_The request_. Some lines in the listing below may include the string "meses". How many are there? Give only the number.

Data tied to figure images

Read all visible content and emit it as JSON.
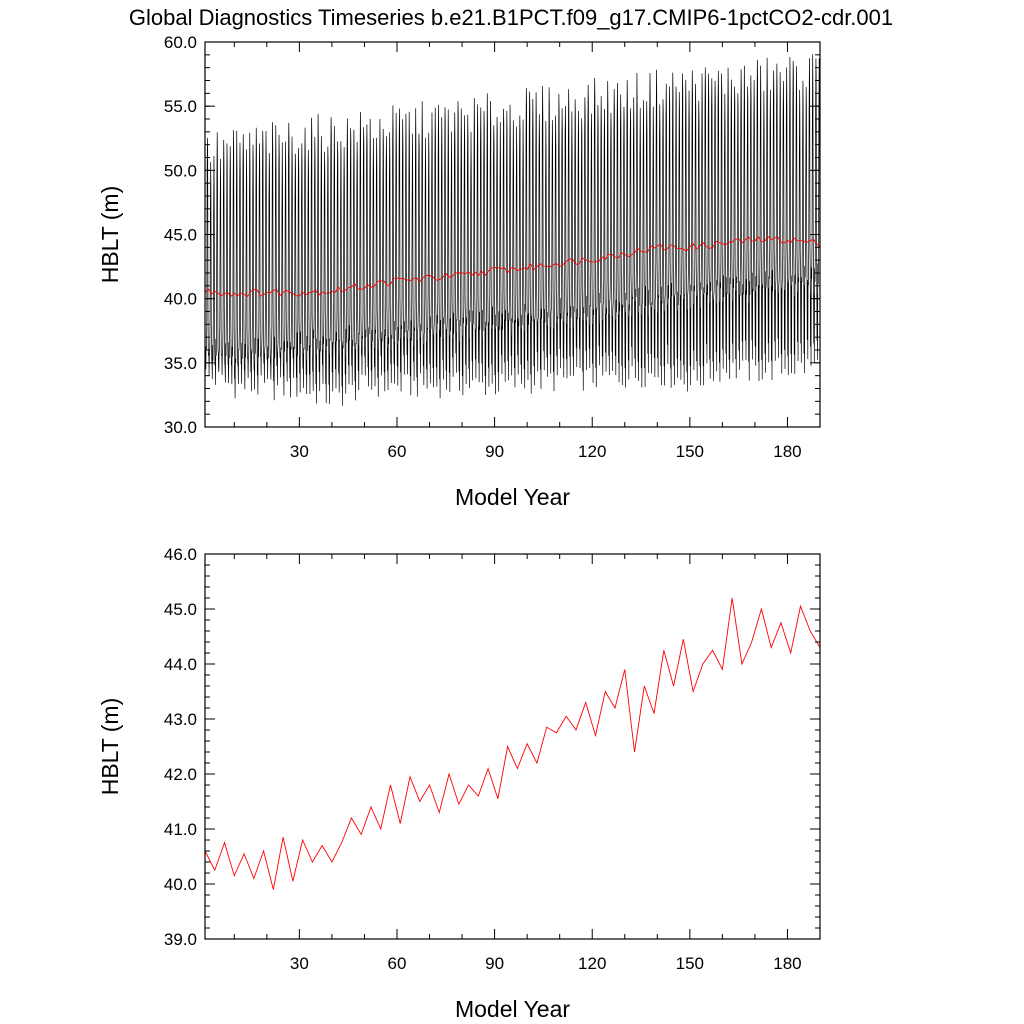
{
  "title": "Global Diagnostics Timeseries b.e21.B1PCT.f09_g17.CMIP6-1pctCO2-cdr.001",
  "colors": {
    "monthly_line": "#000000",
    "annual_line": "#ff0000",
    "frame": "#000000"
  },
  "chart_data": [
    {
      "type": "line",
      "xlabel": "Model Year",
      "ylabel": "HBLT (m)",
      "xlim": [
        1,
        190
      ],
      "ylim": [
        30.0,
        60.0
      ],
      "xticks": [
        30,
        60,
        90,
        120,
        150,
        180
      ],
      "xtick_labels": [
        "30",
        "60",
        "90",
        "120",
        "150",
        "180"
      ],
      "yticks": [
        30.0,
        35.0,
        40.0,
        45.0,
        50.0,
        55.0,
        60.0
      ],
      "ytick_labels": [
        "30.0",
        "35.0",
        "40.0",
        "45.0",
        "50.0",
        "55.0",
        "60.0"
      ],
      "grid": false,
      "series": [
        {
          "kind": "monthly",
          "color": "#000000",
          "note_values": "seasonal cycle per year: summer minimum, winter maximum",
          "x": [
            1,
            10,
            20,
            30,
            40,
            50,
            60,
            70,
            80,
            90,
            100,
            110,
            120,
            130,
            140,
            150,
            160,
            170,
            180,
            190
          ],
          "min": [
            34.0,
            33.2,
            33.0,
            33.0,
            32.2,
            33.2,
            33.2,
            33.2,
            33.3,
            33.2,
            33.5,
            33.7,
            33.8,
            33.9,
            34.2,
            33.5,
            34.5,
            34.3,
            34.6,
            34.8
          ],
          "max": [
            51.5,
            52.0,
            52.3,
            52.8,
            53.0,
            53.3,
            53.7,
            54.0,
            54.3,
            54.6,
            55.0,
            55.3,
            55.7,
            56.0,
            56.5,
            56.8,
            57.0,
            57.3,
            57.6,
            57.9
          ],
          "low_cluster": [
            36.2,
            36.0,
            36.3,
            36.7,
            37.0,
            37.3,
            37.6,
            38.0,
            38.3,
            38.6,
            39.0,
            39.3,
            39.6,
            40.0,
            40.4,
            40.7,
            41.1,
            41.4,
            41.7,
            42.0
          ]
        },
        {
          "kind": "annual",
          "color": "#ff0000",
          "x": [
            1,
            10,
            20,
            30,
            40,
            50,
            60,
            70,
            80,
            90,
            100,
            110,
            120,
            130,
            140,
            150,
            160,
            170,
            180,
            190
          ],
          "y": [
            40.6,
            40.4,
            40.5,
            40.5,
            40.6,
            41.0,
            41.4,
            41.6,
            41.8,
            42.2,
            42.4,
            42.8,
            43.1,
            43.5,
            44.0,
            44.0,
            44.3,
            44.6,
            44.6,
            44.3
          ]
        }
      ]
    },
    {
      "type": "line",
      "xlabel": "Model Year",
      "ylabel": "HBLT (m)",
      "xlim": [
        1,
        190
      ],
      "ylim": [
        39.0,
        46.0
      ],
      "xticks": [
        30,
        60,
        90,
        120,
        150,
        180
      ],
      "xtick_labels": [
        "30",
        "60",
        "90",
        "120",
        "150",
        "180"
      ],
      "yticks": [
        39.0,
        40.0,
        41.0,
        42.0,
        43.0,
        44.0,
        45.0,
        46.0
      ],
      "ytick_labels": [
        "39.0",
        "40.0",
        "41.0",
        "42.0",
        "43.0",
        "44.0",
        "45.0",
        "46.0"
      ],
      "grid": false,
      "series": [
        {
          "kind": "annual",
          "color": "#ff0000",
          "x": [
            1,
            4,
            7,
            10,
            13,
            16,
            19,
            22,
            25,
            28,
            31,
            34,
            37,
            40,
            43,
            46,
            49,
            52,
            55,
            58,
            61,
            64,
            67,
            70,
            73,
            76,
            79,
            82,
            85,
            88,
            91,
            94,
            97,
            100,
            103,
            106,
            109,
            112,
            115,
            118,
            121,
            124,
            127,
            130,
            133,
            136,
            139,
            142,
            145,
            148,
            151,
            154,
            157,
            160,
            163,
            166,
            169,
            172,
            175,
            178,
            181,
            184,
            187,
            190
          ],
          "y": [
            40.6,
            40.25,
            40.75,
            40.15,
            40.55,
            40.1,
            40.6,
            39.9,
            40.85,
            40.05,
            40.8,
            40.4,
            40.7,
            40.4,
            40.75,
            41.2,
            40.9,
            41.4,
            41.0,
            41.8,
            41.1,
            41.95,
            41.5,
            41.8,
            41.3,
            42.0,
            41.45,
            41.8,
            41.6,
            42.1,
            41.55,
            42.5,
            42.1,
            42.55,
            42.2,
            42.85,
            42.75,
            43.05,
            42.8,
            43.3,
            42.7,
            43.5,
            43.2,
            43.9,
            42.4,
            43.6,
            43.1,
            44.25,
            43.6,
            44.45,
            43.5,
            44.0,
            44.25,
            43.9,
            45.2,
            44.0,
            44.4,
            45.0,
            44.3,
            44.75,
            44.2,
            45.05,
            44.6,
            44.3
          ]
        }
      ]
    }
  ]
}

--

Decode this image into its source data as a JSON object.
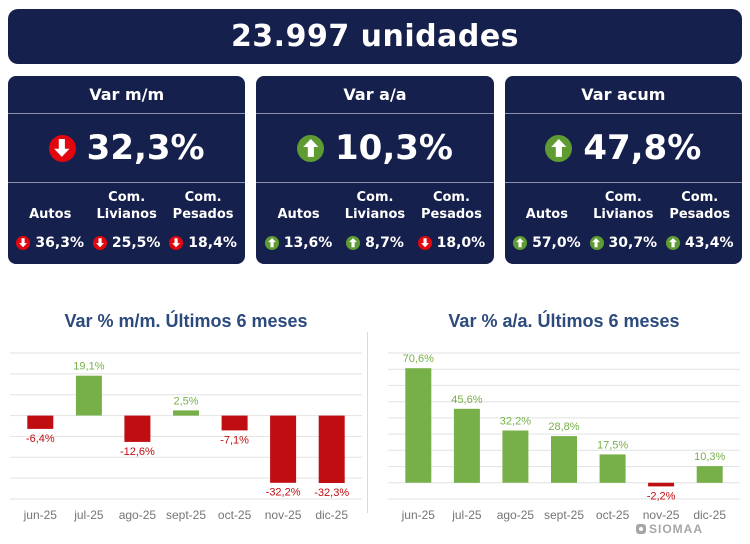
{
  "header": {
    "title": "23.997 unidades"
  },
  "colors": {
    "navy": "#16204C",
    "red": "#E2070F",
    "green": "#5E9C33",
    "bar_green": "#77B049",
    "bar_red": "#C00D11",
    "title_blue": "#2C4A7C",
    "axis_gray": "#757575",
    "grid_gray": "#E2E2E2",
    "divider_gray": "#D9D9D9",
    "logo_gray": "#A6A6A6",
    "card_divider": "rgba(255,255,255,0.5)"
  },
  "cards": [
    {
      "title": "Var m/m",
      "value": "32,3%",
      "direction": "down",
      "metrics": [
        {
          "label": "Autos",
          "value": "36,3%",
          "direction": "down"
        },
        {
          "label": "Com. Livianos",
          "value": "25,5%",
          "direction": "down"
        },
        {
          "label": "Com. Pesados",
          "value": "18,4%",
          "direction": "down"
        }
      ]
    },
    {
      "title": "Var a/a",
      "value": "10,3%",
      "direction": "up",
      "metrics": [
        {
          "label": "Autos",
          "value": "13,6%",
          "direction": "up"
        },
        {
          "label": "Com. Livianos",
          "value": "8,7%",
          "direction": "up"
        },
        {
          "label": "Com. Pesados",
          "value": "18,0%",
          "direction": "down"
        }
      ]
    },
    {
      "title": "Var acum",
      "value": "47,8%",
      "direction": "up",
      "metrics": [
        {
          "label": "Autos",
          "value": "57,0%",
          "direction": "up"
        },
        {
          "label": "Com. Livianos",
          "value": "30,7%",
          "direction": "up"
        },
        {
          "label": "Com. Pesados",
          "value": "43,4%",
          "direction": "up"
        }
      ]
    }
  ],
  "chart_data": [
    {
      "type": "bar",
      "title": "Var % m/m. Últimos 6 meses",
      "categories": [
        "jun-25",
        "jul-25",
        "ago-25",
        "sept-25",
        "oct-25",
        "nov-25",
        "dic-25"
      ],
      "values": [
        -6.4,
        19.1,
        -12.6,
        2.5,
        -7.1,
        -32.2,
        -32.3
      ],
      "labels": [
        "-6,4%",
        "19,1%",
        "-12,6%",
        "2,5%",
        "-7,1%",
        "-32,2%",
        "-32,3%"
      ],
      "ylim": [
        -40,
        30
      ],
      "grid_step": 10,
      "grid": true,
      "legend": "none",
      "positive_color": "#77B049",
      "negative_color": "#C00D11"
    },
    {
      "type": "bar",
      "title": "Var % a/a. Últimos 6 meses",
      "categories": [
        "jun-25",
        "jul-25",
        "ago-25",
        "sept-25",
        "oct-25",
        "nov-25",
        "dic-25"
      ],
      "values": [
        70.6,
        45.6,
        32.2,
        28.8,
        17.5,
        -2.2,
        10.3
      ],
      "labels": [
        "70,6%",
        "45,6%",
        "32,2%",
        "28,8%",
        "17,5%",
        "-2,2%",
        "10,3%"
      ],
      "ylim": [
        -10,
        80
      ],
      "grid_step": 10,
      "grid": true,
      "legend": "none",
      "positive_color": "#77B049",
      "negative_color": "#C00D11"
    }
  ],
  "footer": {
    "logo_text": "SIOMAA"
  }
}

...

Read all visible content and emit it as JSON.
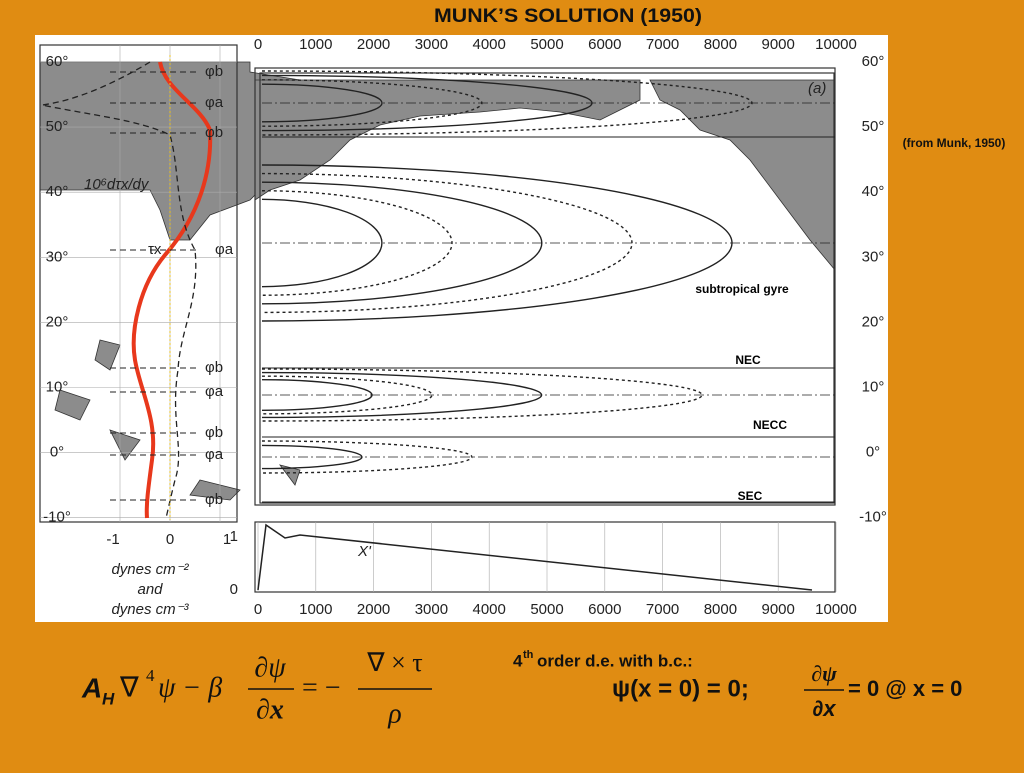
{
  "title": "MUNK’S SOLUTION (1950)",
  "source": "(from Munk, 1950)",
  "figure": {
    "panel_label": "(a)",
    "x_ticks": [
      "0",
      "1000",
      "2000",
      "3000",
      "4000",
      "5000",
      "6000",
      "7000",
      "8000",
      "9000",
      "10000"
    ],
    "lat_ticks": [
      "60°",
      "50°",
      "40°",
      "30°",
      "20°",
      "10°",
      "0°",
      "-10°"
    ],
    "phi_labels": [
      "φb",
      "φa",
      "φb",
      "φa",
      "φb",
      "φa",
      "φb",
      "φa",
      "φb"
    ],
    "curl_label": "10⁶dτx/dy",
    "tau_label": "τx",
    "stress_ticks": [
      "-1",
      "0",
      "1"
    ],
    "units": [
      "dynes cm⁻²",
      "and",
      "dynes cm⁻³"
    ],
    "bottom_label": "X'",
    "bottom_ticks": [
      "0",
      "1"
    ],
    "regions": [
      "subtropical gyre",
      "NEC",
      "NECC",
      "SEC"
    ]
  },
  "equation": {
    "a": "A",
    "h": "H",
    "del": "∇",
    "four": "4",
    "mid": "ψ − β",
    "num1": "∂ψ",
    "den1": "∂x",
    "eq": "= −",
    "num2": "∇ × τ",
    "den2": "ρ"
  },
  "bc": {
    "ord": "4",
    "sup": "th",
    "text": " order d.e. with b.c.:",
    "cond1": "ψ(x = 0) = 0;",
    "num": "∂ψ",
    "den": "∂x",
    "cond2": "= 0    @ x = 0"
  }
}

_Response to the task_. 2